# Task to carry out
Tally the lines that hold the string "drop", and reply with the count alone.

Start Recorded data

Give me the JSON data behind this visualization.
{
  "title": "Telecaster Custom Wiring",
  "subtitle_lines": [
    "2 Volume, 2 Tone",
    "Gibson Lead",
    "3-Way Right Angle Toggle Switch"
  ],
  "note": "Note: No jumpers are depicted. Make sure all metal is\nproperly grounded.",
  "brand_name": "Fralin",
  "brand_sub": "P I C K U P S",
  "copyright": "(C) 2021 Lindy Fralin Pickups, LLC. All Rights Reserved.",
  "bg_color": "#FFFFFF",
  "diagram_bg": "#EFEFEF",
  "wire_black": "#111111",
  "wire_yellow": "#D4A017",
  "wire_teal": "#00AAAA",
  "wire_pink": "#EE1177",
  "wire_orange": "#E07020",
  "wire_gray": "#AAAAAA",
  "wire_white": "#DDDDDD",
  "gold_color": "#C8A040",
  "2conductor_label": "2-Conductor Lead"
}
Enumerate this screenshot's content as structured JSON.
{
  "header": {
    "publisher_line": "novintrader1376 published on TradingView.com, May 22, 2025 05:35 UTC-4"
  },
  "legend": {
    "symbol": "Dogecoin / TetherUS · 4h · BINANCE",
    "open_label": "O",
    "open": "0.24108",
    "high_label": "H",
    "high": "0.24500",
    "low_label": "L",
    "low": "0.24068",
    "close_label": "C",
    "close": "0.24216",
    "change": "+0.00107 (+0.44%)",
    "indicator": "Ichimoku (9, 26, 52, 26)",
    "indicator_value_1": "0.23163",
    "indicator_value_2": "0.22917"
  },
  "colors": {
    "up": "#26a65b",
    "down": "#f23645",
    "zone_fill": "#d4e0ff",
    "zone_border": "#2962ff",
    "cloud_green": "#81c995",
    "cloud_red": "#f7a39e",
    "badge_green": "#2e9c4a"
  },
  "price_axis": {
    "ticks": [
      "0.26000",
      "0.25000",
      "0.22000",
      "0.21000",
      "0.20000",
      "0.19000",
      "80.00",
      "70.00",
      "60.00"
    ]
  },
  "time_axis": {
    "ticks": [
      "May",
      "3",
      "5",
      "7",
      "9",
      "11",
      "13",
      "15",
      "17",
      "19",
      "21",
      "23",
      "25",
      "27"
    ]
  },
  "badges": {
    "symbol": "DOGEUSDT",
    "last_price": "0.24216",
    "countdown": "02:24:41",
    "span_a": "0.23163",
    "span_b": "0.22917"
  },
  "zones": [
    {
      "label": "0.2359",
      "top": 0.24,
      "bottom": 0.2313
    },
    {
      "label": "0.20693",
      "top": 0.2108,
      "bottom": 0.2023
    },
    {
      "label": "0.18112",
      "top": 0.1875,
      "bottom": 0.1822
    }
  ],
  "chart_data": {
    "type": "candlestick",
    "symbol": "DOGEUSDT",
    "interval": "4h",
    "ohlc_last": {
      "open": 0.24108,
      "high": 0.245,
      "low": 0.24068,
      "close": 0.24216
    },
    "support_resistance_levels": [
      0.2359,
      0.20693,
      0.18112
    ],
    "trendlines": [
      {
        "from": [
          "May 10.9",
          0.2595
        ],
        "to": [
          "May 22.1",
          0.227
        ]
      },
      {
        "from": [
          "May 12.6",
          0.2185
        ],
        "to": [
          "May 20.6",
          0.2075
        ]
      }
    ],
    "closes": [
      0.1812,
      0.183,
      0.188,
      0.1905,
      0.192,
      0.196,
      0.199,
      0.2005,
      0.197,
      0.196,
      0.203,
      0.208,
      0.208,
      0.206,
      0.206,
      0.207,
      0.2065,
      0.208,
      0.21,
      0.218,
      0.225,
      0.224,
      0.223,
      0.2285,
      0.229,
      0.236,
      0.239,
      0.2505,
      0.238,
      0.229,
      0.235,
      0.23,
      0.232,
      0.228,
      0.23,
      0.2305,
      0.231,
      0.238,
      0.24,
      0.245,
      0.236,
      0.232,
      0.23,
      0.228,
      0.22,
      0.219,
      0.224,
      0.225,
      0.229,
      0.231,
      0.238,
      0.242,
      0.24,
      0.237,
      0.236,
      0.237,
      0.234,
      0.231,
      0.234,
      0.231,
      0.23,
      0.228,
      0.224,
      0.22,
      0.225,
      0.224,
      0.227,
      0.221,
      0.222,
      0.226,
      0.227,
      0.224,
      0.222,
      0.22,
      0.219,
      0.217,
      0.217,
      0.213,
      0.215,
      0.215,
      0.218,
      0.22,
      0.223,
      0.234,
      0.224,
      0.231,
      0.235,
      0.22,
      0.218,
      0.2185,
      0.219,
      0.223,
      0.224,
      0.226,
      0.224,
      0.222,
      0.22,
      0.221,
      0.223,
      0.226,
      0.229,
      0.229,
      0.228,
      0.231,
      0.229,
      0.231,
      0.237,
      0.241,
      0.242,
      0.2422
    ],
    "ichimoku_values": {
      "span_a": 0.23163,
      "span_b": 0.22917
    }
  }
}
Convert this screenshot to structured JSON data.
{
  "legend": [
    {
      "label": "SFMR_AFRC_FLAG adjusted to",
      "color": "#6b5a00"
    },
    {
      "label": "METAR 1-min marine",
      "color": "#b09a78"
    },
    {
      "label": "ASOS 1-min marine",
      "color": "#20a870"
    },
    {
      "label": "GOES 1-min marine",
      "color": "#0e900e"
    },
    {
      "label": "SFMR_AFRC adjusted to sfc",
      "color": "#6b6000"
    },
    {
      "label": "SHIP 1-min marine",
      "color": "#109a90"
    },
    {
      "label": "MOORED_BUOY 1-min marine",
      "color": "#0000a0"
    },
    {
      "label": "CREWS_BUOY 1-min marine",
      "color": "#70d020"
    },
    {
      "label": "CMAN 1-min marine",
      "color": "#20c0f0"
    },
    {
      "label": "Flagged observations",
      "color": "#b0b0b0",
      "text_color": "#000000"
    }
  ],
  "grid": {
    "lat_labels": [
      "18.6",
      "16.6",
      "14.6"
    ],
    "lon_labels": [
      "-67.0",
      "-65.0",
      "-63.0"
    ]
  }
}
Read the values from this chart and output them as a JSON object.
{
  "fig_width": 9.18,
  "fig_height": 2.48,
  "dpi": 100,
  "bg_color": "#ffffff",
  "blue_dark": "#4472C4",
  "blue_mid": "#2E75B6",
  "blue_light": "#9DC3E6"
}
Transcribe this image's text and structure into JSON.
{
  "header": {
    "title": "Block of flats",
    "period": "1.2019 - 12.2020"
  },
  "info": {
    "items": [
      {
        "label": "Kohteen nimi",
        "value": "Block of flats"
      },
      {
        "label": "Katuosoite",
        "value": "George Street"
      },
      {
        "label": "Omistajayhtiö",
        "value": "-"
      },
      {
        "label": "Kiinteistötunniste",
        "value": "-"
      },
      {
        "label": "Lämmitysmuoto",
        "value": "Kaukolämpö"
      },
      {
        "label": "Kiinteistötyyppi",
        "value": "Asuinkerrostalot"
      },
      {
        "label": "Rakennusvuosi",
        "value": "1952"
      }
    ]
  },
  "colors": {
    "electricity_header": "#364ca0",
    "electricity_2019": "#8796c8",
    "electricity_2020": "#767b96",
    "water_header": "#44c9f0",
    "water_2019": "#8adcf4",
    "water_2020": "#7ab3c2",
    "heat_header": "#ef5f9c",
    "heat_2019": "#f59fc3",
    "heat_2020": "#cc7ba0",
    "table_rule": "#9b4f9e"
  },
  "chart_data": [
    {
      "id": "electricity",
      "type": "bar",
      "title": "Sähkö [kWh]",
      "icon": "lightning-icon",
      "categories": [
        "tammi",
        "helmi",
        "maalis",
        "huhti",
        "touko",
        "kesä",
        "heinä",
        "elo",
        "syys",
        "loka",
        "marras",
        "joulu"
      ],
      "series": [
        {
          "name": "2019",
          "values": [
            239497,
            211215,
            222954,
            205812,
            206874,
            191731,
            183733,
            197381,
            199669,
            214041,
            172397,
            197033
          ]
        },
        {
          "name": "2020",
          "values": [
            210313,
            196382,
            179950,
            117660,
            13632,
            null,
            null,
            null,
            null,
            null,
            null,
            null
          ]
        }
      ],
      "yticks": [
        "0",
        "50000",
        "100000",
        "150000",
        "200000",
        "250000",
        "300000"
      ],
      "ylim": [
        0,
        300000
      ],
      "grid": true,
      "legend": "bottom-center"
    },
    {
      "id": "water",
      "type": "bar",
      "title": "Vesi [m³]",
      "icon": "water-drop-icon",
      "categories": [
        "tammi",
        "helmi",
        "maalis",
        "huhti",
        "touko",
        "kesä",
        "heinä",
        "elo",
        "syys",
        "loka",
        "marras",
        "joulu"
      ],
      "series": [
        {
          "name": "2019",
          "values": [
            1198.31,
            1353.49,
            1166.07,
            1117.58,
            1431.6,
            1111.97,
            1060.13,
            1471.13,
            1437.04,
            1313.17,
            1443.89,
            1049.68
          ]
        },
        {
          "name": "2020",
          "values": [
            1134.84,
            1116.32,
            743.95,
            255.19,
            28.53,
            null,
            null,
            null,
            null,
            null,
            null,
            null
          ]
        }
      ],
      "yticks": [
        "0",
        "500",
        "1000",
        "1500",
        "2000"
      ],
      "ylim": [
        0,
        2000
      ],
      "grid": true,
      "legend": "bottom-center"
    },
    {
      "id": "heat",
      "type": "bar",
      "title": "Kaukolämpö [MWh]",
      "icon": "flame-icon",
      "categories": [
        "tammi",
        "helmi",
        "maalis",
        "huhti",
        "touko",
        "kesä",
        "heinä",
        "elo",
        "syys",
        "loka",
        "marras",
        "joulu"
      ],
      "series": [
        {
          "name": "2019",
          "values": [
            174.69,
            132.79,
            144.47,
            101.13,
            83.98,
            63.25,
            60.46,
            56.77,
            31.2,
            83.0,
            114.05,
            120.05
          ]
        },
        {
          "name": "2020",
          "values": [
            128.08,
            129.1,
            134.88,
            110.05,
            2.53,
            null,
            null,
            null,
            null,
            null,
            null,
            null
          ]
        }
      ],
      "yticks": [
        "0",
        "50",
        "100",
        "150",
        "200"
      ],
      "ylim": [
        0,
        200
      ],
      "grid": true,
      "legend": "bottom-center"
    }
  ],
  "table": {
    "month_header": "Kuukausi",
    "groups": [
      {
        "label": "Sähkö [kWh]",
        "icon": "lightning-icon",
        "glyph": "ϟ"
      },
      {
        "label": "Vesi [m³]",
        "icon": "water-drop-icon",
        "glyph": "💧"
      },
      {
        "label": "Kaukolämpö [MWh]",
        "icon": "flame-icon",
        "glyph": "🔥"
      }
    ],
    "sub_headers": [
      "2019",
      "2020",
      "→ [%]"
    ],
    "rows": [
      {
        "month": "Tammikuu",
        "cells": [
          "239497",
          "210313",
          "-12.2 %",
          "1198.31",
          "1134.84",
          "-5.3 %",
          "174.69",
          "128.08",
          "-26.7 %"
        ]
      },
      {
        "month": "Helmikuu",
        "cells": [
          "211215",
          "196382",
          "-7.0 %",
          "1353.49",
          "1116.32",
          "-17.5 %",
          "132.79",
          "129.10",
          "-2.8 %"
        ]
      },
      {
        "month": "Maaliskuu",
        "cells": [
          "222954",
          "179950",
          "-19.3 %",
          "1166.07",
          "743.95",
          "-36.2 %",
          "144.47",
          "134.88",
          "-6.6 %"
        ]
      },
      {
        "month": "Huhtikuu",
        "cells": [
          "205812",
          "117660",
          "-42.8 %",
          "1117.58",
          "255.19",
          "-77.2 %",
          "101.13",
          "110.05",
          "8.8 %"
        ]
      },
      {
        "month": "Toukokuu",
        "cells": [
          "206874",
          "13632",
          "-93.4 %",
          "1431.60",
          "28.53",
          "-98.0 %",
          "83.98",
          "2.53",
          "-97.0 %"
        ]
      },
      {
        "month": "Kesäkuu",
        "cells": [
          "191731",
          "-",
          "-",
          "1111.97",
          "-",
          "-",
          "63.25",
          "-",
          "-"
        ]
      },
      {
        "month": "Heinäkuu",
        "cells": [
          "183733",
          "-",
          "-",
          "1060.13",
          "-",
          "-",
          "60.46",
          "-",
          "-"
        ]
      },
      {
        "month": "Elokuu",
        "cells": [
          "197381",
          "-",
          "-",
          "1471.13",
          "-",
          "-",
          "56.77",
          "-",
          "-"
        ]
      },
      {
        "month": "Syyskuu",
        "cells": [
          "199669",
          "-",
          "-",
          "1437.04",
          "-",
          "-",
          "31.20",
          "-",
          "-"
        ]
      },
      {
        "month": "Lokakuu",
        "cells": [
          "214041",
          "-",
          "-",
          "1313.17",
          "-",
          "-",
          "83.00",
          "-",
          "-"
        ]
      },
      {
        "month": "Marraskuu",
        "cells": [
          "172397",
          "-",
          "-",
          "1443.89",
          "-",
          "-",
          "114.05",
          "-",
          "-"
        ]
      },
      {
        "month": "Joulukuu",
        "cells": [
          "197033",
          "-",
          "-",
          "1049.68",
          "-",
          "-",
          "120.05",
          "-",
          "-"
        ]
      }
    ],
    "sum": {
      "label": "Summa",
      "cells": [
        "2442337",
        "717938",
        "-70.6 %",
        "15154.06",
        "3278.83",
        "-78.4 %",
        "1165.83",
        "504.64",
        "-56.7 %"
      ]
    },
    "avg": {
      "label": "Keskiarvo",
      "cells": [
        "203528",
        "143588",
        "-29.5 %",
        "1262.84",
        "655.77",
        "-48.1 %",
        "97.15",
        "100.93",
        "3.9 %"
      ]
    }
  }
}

End Recorded data

# Output below
2